DIRECTIONS: Reproduce the following material line for line, with no changes.

GIVEN DATA:

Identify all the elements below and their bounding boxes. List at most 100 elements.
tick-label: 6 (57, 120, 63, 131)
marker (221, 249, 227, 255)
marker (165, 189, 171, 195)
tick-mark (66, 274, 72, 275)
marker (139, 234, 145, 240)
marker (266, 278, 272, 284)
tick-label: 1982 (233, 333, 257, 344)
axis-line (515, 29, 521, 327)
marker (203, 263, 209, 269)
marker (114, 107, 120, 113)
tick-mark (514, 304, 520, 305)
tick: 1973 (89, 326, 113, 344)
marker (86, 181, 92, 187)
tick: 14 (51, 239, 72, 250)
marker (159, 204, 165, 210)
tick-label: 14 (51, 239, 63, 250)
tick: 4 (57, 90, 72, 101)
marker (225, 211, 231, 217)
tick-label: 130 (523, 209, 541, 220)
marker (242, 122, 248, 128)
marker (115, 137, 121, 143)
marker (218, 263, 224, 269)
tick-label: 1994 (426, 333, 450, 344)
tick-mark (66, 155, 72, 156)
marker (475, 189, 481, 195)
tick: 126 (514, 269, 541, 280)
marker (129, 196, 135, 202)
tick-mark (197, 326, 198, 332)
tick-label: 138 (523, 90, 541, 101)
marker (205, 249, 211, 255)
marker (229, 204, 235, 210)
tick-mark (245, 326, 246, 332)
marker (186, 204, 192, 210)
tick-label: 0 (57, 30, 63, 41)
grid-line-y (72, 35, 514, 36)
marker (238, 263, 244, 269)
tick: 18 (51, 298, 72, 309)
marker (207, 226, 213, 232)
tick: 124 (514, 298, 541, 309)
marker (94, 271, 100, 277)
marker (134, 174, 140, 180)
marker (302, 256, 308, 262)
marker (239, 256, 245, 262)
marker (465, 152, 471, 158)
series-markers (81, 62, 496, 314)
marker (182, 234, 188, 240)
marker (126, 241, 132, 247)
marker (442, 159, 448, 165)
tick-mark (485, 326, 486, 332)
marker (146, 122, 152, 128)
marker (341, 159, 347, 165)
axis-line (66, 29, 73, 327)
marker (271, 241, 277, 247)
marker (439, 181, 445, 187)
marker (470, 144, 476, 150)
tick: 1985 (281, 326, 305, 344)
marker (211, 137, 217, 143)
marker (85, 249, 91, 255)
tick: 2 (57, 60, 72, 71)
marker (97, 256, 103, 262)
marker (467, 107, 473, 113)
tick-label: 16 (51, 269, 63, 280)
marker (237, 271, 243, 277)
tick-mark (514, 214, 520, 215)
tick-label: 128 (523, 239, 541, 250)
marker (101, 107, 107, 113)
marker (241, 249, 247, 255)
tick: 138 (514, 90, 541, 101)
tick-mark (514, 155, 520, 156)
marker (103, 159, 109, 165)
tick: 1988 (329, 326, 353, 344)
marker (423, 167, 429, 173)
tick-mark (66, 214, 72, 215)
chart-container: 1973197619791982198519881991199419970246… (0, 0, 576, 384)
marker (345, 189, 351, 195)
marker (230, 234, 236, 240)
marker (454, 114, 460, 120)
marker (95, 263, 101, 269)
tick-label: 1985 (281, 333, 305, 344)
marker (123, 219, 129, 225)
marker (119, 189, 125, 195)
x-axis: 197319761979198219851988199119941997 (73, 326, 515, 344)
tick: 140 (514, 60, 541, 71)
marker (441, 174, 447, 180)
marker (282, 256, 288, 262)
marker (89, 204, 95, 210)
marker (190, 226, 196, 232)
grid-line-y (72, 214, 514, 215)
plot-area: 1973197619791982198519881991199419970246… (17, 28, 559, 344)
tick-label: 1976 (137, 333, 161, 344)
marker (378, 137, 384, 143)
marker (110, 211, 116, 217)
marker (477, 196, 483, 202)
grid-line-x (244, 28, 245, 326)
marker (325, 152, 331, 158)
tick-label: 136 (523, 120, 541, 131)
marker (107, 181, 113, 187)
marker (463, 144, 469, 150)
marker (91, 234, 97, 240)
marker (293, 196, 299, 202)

FULL SOLUTION:
Identify all the elements below and their bounding boxes. List at most 100 elements.
tick-label: 6 (57, 120, 63, 131)
marker (221, 249, 227, 255)
marker (165, 189, 171, 195)
tick-mark (66, 274, 72, 275)
marker (139, 234, 145, 240)
marker (266, 278, 272, 284)
tick-label: 1982 (233, 333, 257, 344)
axis-line (515, 29, 521, 327)
marker (203, 263, 209, 269)
marker (114, 107, 120, 113)
tick-mark (514, 304, 520, 305)
tick: 1973 (89, 326, 113, 344)
marker (86, 181, 92, 187)
tick: 14 (51, 239, 72, 250)
marker (159, 204, 165, 210)
tick-label: 14 (51, 239, 63, 250)
tick: 4 (57, 90, 72, 101)
marker (225, 211, 231, 217)
tick-label: 130 (523, 209, 541, 220)
marker (242, 122, 248, 128)
marker (115, 137, 121, 143)
marker (218, 263, 224, 269)
tick-label: 1994 (426, 333, 450, 344)
tick-mark (66, 155, 72, 156)
marker (475, 189, 481, 195)
tick: 126 (514, 269, 541, 280)
marker (129, 196, 135, 202)
tick-mark (197, 326, 198, 332)
tick-label: 138 (523, 90, 541, 101)
marker (205, 249, 211, 255)
marker (229, 204, 235, 210)
tick-mark (245, 326, 246, 332)
marker (186, 204, 192, 210)
tick-label: 0 (57, 30, 63, 41)
grid-line-y (72, 35, 514, 36)
marker (238, 263, 244, 269)
tick: 18 (51, 298, 72, 309)
marker (207, 226, 213, 232)
tick: 124 (514, 298, 541, 309)
marker (94, 271, 100, 277)
marker (134, 174, 140, 180)
marker (302, 256, 308, 262)
marker (239, 256, 245, 262)
marker (465, 152, 471, 158)
series-markers (81, 62, 496, 314)
marker (182, 234, 188, 240)
marker (126, 241, 132, 247)
marker (442, 159, 448, 165)
tick-mark (485, 326, 486, 332)
marker (146, 122, 152, 128)
marker (341, 159, 347, 165)
axis-line (66, 29, 73, 327)
marker (271, 241, 277, 247)
marker (439, 181, 445, 187)
marker (470, 144, 476, 150)
tick: 1985 (281, 326, 305, 344)
marker (211, 137, 217, 143)
marker (85, 249, 91, 255)
tick: 2 (57, 60, 72, 71)
marker (97, 256, 103, 262)
marker (467, 107, 473, 113)
tick-label: 16 (51, 269, 63, 280)
marker (237, 271, 243, 277)
tick-mark (514, 214, 520, 215)
tick-label: 128 (523, 239, 541, 250)
marker (101, 107, 107, 113)
marker (241, 249, 247, 255)
tick: 138 (514, 90, 541, 101)
tick-mark (514, 155, 520, 156)
marker (103, 159, 109, 165)
tick: 1988 (329, 326, 353, 344)
marker (423, 167, 429, 173)
tick-mark (66, 214, 72, 215)
chart-container: 1973197619791982198519881991199419970246… (0, 0, 576, 384)
marker (345, 189, 351, 195)
marker (230, 234, 236, 240)
marker (454, 114, 460, 120)
marker (95, 263, 101, 269)
tick-label: 1985 (281, 333, 305, 344)
marker (123, 219, 129, 225)
marker (119, 189, 125, 195)
x-axis: 197319761979198219851988199119941997 (73, 326, 515, 344)
tick: 140 (514, 60, 541, 71)
marker (441, 174, 447, 180)
marker (282, 256, 288, 262)
marker (89, 204, 95, 210)
marker (190, 226, 196, 232)
grid-line-y (72, 214, 514, 215)
plot-area: 1973197619791982198519881991199419970246… (17, 28, 559, 344)
tick-label: 1976 (137, 333, 161, 344)
marker (378, 137, 384, 143)
marker (110, 211, 116, 217)
marker (477, 196, 483, 202)
grid-line-x (244, 28, 245, 326)
marker (325, 152, 331, 158)
tick-label: 136 (523, 120, 541, 131)
marker (107, 181, 113, 187)
marker (463, 144, 469, 150)
marker (91, 234, 97, 240)
marker (293, 196, 299, 202)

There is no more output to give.